Dataset excerpts

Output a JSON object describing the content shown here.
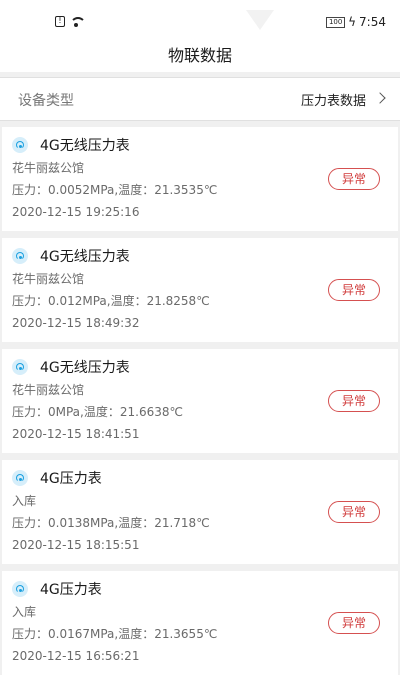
{
  "status_bar": {
    "battery": "100",
    "time": "7:54"
  },
  "header": {
    "title": "物联数据"
  },
  "filter": {
    "label": "设备类型",
    "value": "压力表数据"
  },
  "records": [
    {
      "name": "4G无线压力表",
      "location": "花牛丽兹公馆",
      "reading": "压力：0.0052MPa,温度：21.3535℃",
      "time": "2020-12-15 19:25:16",
      "status": "异常"
    },
    {
      "name": "4G无线压力表",
      "location": "花牛丽兹公馆",
      "reading": "压力：0.012MPa,温度：21.8258℃",
      "time": "2020-12-15 18:49:32",
      "status": "异常"
    },
    {
      "name": "4G无线压力表",
      "location": "花牛丽兹公馆",
      "reading": "压力：0MPa,温度：21.6638℃",
      "time": "2020-12-15 18:41:51",
      "status": "异常"
    },
    {
      "name": "4G压力表",
      "location": "入库",
      "reading": "压力：0.0138MPa,温度：21.718℃",
      "time": "2020-12-15 18:15:51",
      "status": "异常"
    },
    {
      "name": "4G压力表",
      "location": "入库",
      "reading": "压力：0.0167MPa,温度：21.3655℃",
      "time": "2020-12-15 16:56:21",
      "status": "异常"
    }
  ],
  "colors": {
    "status_accent": "#d03b3b",
    "icon_accent": "#1aa0e0"
  }
}
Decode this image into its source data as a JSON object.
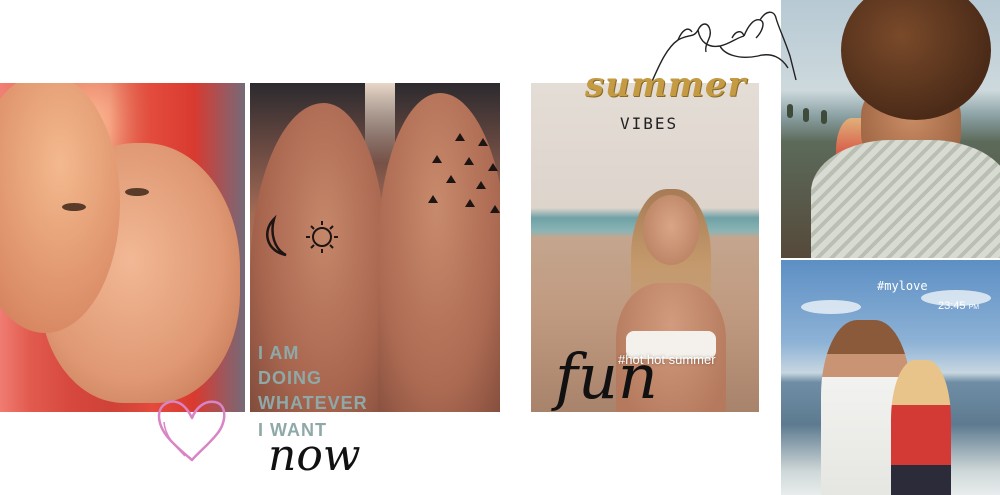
{
  "collage": {
    "quote_lines": [
      "I AM",
      "DOING",
      "WHATEVER",
      "I WANT"
    ],
    "quote_script": "now",
    "summer_script": "summer",
    "vibes_text": "VIBES",
    "hashtag_summer": "#hot hot summer",
    "fun_script": "fun",
    "hashtag_love": "#mylove",
    "clock_time": "23:45",
    "clock_ampm": "PM"
  },
  "colors": {
    "quote_text": "#8ea9a7",
    "summer_gold": "#c49a42",
    "heart_pink": "#d984c4"
  },
  "icons": [
    "heart-doodle-icon",
    "pinky-promise-hands-icon"
  ]
}
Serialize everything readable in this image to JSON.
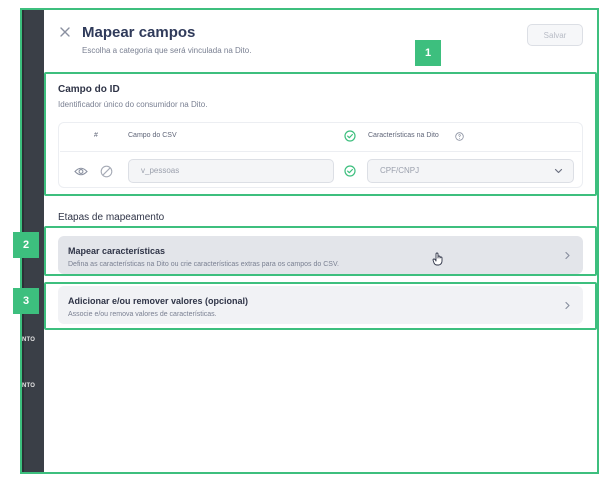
{
  "background": {
    "labels": [
      "NTO",
      "NTO"
    ]
  },
  "header": {
    "title": "Mapear campos",
    "subtitle": "Escolha a categoria que será vinculada na Dito.",
    "save_label": "Salvar"
  },
  "badges": [
    "1",
    "2",
    "3"
  ],
  "id_section": {
    "title": "Campo do ID",
    "subtitle": "Identificador único do consumidor na Dito.",
    "columns": {
      "number": "#",
      "csv_field": "Campo do CSV",
      "dito_characteristics": "Características na Dito"
    },
    "row": {
      "csv_value": "v_pessoas",
      "dito_value": "CPF/CNPJ"
    }
  },
  "steps": {
    "title": "Etapas de mapeamento",
    "items": [
      {
        "title": "Mapear características",
        "description": "Defina as características na Dito ou crie características extras para os campos do CSV."
      },
      {
        "title": "Adicionar e/ou remover valores (opcional)",
        "description": "Associe e/ou remova valores de características."
      }
    ]
  },
  "colors": {
    "accent_green": "#3dbf7e",
    "title_navy": "#2f3a5a",
    "background_strip": "#3a3f47"
  },
  "icons": [
    "close-icon",
    "check-circle-icon",
    "help-circle-icon",
    "eye-icon",
    "block-icon",
    "chevron-down-icon",
    "chevron-right-icon",
    "hand-cursor-icon"
  ]
}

What is being asked
Select the lines from the entries that include the word "chevron".

Exercise answer
    "chevron-down-icon",
    "chevron-right-icon",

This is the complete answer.